#### Exercise prompt:
Filter the records below down to lines containing "text".
>> Start Records to process
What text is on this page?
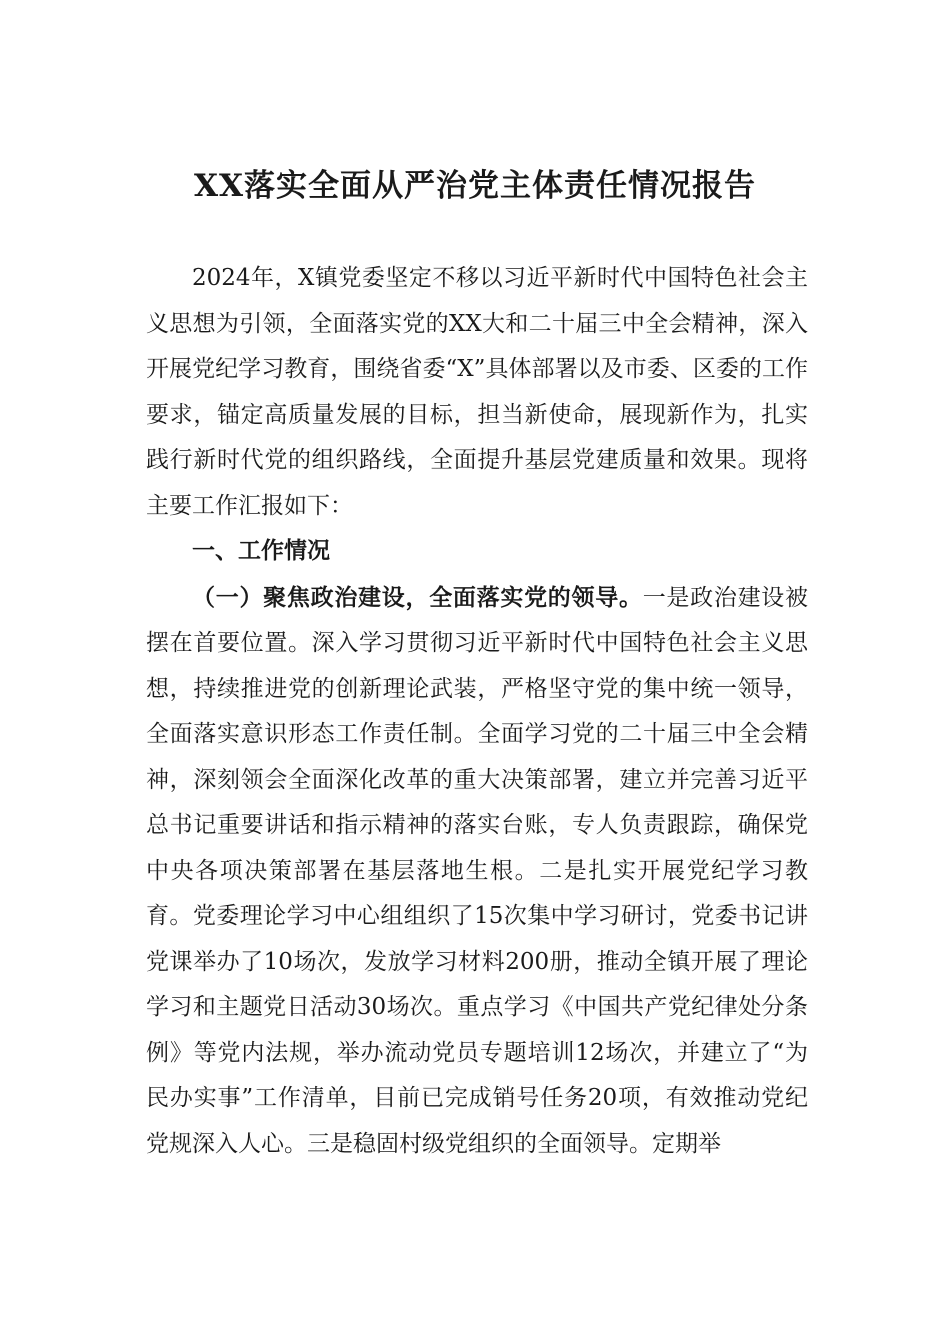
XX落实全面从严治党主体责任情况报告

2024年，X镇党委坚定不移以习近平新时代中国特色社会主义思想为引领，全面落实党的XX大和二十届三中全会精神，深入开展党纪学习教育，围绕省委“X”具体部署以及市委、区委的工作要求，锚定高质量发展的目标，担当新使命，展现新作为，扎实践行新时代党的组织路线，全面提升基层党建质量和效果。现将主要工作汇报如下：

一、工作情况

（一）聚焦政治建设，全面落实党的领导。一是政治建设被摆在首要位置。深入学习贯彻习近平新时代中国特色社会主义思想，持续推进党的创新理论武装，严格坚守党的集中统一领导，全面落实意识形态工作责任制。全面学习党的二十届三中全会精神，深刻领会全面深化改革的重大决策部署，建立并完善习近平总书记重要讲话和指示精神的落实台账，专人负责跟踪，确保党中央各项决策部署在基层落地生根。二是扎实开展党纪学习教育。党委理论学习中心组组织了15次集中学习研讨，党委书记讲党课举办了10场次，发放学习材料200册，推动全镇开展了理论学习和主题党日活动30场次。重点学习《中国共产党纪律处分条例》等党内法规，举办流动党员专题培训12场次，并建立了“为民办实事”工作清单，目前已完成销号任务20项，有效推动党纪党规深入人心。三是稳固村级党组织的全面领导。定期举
>> End Records to process
>> Start Records to process
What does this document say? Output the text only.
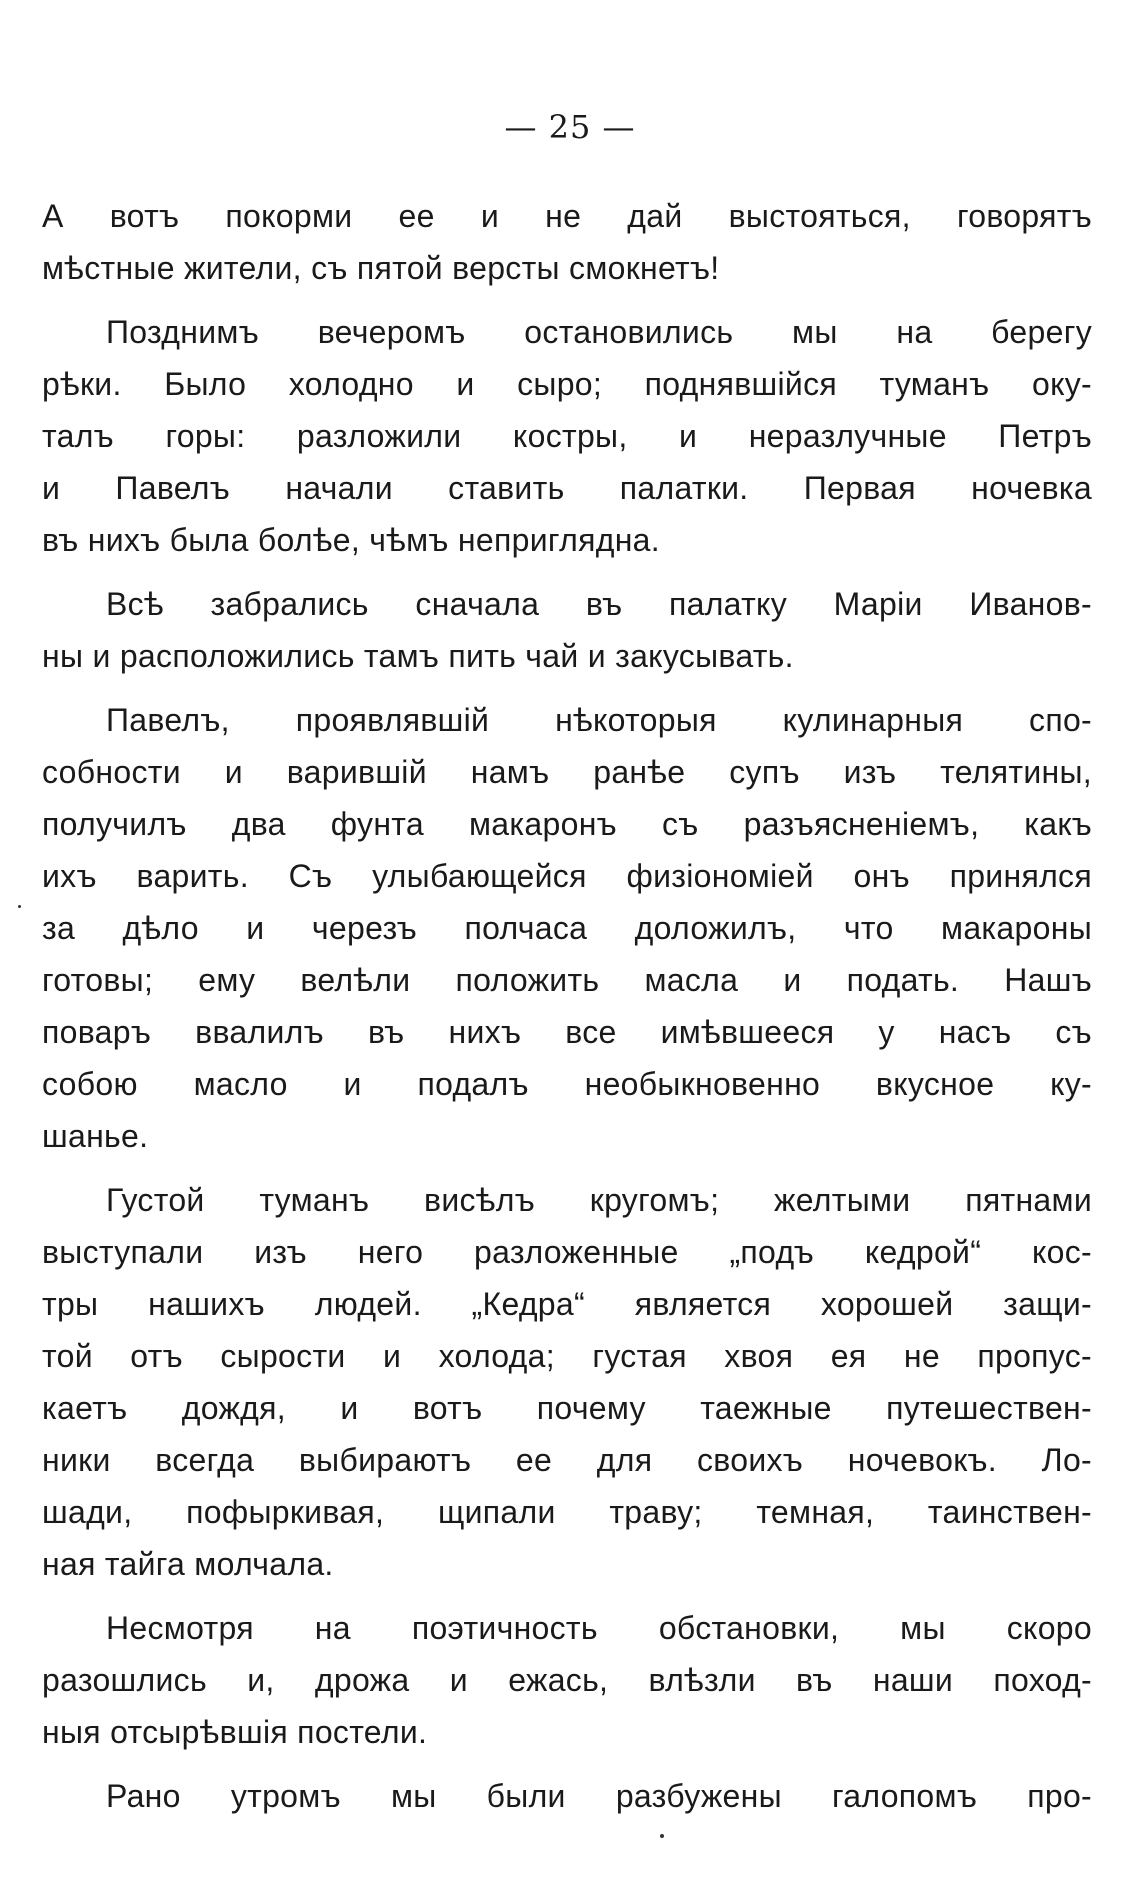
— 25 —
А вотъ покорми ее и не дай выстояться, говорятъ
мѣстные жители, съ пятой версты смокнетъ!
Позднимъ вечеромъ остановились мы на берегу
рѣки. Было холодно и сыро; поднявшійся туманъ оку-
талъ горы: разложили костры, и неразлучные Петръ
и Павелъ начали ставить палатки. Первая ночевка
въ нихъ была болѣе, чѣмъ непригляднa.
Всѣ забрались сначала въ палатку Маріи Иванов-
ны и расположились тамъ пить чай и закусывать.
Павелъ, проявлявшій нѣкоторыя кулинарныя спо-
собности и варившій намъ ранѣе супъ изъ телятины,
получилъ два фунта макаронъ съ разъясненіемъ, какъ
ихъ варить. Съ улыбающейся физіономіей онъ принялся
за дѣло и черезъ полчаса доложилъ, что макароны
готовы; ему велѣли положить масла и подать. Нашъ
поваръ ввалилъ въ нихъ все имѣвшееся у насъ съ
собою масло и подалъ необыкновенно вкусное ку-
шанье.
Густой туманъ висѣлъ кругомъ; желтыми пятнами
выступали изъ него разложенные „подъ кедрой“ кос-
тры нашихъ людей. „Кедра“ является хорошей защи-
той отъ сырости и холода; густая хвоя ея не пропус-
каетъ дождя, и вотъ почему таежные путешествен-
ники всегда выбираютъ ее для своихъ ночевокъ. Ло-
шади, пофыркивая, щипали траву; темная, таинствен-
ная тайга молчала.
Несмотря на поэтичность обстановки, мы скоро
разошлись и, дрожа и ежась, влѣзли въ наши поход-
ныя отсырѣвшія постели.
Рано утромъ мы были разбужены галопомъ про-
>> End Records to process
#### Output for this task:
What text is on this page?
What does this document say? Output the text only.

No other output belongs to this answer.